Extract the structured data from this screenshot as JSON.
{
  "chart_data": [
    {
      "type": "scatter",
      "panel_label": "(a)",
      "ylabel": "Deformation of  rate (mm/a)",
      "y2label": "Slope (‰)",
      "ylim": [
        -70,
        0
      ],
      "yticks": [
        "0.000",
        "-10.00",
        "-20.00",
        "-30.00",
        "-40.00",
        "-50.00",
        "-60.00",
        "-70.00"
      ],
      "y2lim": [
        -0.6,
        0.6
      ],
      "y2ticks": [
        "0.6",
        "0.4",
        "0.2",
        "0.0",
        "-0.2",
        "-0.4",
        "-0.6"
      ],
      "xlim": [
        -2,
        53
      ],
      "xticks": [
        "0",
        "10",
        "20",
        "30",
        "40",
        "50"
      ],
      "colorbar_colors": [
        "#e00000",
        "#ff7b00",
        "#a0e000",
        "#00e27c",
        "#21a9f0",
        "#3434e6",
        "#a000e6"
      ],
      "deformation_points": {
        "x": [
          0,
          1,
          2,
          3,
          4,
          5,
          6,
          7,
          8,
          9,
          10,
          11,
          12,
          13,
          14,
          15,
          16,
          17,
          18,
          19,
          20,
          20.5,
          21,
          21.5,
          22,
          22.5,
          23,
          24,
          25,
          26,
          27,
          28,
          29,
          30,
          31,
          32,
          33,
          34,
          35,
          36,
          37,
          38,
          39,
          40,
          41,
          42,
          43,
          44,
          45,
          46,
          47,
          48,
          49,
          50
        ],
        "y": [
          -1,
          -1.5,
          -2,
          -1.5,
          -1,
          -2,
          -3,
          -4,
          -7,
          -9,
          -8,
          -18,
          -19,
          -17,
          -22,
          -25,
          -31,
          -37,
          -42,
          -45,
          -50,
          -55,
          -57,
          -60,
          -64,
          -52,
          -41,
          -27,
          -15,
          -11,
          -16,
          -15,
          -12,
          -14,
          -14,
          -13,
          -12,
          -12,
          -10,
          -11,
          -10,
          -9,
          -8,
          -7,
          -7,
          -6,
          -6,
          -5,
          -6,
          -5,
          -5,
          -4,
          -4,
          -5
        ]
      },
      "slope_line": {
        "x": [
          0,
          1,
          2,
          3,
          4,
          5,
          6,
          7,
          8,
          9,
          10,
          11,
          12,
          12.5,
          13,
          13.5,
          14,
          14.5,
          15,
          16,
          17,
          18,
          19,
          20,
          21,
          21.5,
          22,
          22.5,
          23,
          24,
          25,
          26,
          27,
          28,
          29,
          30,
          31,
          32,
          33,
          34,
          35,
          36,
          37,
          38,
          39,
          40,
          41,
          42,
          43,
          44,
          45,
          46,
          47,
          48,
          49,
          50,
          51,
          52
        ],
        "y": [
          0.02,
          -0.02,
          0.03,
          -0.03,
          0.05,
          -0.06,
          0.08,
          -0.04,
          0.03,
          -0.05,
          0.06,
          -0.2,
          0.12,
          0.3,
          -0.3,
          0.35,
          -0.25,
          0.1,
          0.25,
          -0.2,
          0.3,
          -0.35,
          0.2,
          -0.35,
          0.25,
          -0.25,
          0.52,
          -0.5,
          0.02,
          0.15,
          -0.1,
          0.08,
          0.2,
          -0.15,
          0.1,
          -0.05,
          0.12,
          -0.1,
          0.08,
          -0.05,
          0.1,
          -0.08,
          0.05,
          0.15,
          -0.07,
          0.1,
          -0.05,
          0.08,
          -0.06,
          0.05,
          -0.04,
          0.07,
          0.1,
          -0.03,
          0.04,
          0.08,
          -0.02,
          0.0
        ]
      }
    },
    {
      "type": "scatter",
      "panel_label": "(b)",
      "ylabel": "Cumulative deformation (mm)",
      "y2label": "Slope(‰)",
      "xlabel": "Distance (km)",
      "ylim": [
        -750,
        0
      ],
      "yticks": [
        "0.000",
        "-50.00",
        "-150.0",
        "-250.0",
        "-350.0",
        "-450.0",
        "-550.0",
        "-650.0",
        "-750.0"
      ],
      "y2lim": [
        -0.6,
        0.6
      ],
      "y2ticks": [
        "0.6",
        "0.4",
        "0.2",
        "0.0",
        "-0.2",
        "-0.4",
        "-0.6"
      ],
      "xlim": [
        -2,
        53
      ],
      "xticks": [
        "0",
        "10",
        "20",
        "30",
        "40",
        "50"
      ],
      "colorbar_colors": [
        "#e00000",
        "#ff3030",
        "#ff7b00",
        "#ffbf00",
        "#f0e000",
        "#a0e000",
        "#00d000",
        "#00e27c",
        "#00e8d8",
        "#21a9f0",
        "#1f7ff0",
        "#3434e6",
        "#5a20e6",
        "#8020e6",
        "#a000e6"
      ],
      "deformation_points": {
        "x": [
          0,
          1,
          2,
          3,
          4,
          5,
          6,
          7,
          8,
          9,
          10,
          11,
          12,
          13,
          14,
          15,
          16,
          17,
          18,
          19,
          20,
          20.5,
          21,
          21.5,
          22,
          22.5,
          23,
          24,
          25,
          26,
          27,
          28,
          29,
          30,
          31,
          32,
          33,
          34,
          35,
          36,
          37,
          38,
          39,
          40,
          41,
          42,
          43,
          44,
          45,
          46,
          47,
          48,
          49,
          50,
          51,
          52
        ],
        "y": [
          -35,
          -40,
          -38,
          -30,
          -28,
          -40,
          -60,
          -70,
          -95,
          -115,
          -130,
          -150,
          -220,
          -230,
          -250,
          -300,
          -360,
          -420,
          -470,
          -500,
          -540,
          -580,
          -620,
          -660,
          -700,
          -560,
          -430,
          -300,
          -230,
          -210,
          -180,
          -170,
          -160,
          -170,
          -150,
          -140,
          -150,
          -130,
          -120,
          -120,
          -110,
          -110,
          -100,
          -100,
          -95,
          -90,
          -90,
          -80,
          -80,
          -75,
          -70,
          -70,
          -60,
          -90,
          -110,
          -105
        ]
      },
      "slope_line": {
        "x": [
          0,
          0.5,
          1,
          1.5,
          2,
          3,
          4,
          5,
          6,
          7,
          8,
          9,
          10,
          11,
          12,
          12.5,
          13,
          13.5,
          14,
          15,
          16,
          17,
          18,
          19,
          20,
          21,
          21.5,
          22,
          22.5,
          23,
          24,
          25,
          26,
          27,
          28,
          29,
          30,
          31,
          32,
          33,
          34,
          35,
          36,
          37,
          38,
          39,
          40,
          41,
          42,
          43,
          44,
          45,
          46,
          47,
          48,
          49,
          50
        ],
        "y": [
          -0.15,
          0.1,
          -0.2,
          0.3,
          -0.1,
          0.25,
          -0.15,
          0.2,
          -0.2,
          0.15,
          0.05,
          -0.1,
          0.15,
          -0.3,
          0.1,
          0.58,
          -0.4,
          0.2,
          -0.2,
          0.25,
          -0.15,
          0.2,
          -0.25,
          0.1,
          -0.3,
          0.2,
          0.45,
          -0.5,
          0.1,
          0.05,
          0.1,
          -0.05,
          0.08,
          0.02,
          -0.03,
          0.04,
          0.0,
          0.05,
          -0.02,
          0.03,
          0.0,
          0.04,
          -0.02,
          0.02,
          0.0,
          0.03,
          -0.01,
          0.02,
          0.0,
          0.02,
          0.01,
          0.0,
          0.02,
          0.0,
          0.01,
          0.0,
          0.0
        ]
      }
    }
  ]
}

------------------------------------

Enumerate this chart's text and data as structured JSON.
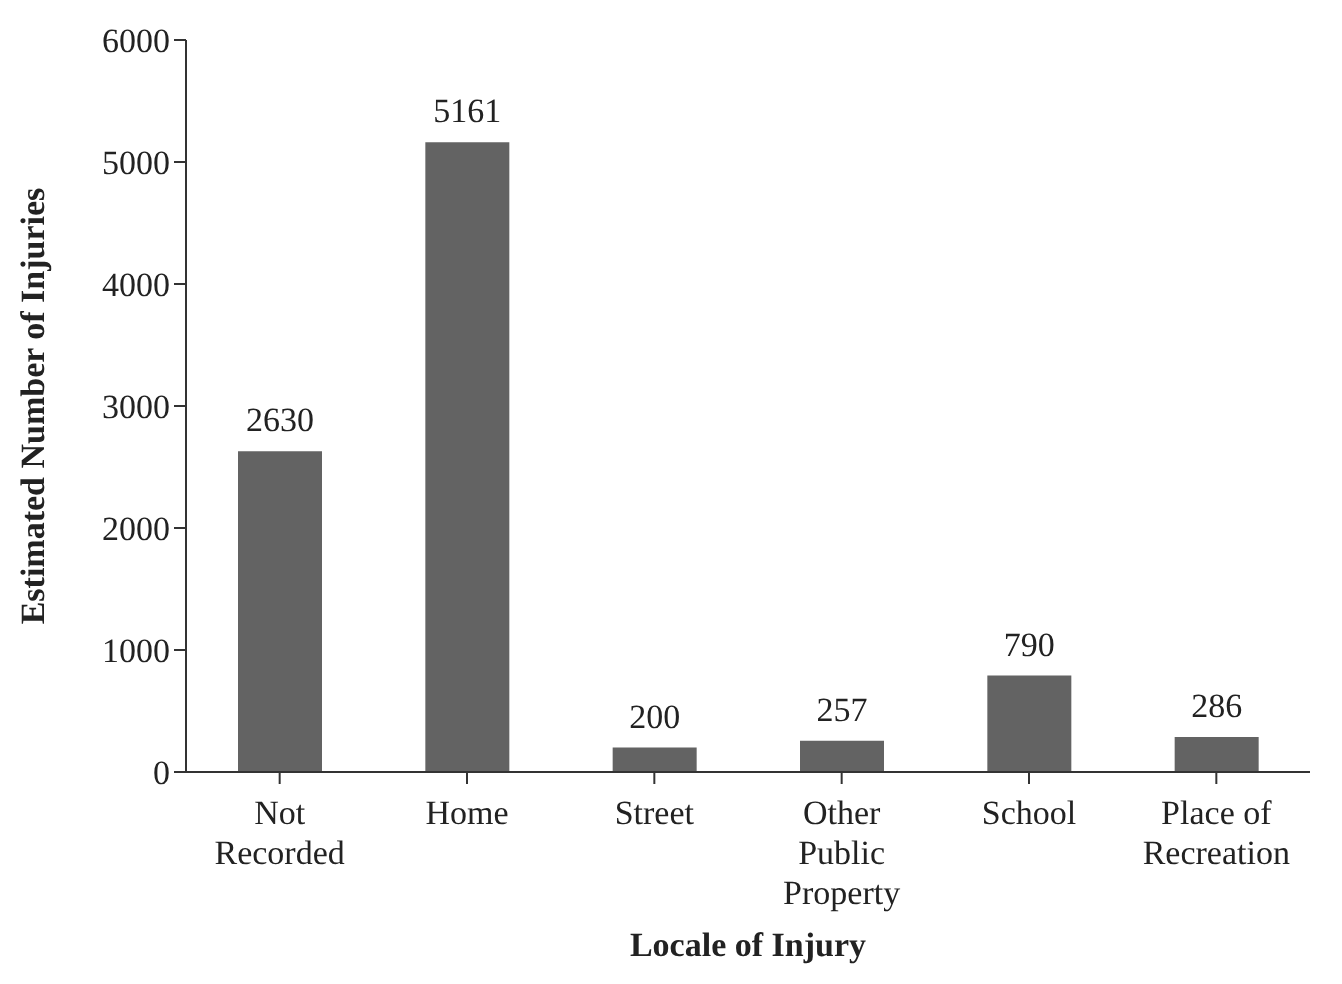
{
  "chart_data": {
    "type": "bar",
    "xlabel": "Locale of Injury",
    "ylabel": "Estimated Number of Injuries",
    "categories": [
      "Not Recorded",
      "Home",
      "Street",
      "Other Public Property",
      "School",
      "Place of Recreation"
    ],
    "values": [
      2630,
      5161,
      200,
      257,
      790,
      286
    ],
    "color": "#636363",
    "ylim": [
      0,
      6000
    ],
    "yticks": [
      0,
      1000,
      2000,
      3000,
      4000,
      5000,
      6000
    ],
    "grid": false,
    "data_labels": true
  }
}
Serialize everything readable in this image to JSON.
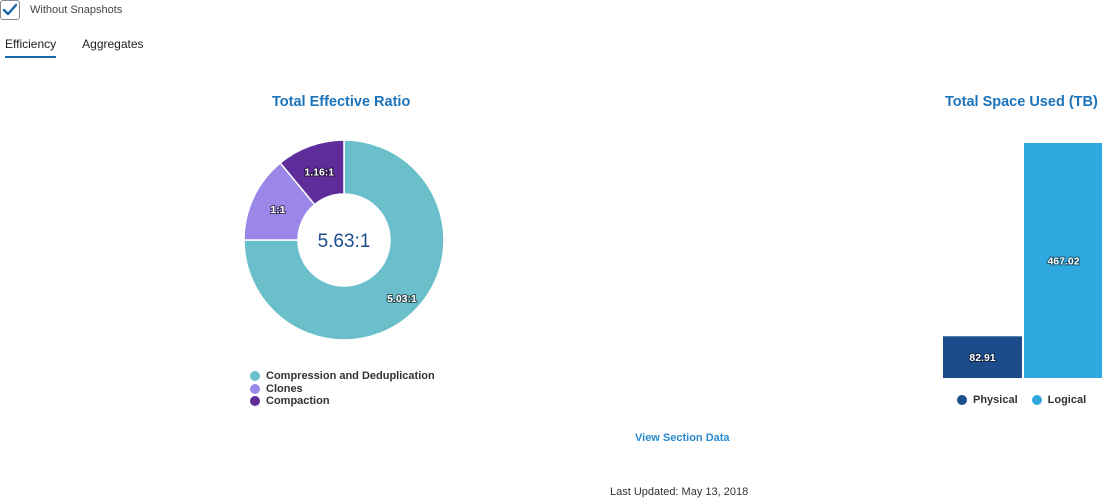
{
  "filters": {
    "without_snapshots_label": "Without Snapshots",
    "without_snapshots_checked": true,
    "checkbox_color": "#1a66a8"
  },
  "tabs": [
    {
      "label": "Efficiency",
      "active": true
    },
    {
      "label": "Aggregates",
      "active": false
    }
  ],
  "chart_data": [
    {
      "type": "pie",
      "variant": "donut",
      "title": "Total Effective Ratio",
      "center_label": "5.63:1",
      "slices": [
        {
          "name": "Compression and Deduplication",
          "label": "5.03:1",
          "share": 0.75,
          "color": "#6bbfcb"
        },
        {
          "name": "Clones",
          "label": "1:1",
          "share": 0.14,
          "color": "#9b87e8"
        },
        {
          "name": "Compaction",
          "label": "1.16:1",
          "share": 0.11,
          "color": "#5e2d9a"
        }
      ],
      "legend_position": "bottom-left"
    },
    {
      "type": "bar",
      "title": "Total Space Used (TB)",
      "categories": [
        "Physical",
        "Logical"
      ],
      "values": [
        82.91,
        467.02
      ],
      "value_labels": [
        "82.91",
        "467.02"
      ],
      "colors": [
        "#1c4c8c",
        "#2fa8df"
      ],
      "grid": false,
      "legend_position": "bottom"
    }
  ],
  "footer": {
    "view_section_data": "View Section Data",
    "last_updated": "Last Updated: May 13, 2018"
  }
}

------------------------------------

Look above for lines with the word "JSON" and copy them all.

Extract the structured data from this screenshot as JSON.
Enumerate this chart's text and data as structured JSON.
Serialize everything readable in this image to JSON.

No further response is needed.